## BEGIN EXERCISE INPUTS

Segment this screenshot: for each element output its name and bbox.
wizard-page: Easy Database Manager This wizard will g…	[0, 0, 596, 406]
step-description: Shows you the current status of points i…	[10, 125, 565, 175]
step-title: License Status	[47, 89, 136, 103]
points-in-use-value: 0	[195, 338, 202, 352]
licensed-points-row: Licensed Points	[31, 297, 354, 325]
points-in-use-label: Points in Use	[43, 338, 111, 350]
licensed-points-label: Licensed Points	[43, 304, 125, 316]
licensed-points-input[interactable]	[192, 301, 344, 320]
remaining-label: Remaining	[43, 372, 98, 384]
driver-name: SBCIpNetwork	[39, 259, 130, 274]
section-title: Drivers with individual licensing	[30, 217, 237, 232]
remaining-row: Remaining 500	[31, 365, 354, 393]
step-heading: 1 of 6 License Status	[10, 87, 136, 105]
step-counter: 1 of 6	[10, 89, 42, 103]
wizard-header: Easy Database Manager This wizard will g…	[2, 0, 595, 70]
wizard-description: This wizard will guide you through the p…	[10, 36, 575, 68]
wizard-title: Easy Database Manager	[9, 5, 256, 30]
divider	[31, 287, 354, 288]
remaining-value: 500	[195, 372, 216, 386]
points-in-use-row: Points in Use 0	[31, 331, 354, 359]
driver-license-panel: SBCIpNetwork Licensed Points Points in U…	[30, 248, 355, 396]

## END EXERCISE INPUTS

> _AIM_:
Print all of the lines above verbatim, preserving their original order and wording.

> _RESULT BELOW_:
Segment this screenshot: for each element output its name and bbox.
wizard-page: Easy Database Manager This wizard will g…	[0, 0, 596, 406]
step-description: Shows you the current status of points i…	[10, 125, 565, 175]
step-title: License Status	[47, 89, 136, 103]
points-in-use-value: 0	[195, 338, 202, 352]
licensed-points-row: Licensed Points	[31, 297, 354, 325]
points-in-use-label: Points in Use	[43, 338, 111, 350]
licensed-points-label: Licensed Points	[43, 304, 125, 316]
licensed-points-input[interactable]	[192, 301, 344, 320]
remaining-label: Remaining	[43, 372, 98, 384]
driver-name: SBCIpNetwork	[39, 259, 130, 274]
section-title: Drivers with individual licensing	[30, 217, 237, 232]
remaining-row: Remaining 500	[31, 365, 354, 393]
step-heading: 1 of 6 License Status	[10, 87, 136, 105]
step-counter: 1 of 6	[10, 89, 42, 103]
wizard-header: Easy Database Manager This wizard will g…	[2, 0, 595, 70]
wizard-description: This wizard will guide you through the p…	[10, 36, 575, 68]
wizard-title: Easy Database Manager	[9, 5, 256, 30]
divider	[31, 287, 354, 288]
remaining-value: 500	[195, 372, 216, 386]
points-in-use-row: Points in Use 0	[31, 331, 354, 359]
driver-license-panel: SBCIpNetwork Licensed Points Points in U…	[30, 248, 355, 396]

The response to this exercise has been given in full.